**Provided entries**

┌──

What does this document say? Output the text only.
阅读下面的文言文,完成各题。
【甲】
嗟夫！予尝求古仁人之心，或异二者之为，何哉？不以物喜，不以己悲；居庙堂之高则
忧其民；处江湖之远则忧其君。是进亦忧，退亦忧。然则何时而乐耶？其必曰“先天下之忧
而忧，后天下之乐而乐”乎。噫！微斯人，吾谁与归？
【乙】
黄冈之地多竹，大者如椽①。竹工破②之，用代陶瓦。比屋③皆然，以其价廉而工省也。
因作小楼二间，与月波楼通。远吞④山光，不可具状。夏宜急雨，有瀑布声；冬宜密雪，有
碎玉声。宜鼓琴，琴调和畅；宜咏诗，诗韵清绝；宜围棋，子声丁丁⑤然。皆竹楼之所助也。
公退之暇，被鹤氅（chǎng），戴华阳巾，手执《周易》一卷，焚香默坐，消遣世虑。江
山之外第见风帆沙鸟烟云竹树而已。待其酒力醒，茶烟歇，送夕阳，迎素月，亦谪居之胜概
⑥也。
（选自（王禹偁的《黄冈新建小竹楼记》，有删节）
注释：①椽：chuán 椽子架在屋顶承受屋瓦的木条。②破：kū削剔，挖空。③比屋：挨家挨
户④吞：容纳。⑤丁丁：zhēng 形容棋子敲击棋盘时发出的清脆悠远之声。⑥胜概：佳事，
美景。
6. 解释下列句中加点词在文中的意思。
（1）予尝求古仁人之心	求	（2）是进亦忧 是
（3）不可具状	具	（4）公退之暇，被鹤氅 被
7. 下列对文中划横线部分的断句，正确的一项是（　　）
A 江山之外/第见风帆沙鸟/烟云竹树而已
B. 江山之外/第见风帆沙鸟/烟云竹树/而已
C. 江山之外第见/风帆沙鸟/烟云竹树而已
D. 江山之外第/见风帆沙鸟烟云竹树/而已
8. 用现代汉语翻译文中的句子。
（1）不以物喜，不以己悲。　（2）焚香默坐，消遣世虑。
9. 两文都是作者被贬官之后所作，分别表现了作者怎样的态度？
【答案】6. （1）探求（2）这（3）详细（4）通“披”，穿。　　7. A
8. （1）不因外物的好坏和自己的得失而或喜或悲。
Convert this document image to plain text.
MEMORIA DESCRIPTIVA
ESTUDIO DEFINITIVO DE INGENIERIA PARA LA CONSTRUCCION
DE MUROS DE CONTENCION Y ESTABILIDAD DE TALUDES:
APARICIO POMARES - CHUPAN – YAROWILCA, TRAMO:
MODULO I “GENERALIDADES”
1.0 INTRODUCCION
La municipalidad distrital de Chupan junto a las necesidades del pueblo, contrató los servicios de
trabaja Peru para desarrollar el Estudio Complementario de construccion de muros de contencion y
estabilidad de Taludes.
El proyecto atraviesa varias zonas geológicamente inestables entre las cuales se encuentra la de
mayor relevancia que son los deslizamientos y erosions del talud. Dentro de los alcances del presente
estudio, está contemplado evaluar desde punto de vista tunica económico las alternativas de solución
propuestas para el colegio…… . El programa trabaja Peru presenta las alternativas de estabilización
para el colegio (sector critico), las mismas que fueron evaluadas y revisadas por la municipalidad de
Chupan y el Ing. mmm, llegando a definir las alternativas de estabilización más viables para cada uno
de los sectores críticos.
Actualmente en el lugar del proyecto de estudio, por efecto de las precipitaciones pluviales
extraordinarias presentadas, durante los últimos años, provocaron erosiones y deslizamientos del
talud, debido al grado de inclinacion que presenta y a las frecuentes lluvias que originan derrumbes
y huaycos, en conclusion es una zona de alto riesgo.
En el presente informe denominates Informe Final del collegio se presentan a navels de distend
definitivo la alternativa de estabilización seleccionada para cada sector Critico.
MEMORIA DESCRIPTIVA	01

└──

**What to produce**
Select all lines in the listing above where the word "alternativas" appears, and show them.

**Answer for the task**
estudio, está contemplado evaluar desde punto de vista tunica económico las alternativas de solución
propuestas para el colegio…… . El programa trabaja Peru presenta las alternativas de estabilización
Chupan y el Ing. mmm, llegando a definir las alternativas de estabilización más viables para cada uno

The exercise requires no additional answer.